- _Saved entries_
_ _ _
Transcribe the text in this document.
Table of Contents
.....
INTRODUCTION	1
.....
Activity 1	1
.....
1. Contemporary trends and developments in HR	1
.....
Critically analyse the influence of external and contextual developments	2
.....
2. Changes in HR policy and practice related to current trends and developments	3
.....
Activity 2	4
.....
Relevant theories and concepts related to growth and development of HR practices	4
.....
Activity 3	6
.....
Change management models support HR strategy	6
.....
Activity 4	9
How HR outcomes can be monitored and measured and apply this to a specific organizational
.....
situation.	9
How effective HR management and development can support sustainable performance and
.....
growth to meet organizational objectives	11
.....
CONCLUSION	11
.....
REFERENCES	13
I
_ _ _
- _TASK GOAL_
Filter out all lines lacking the word "developments" and copy the rest.

- _TASK OUTPUT_
1. Contemporary trends and developments in HR	1
Critically analyse the influence of external and contextual developments	2
2. Changes in HR policy and practice related to current trends and developments	3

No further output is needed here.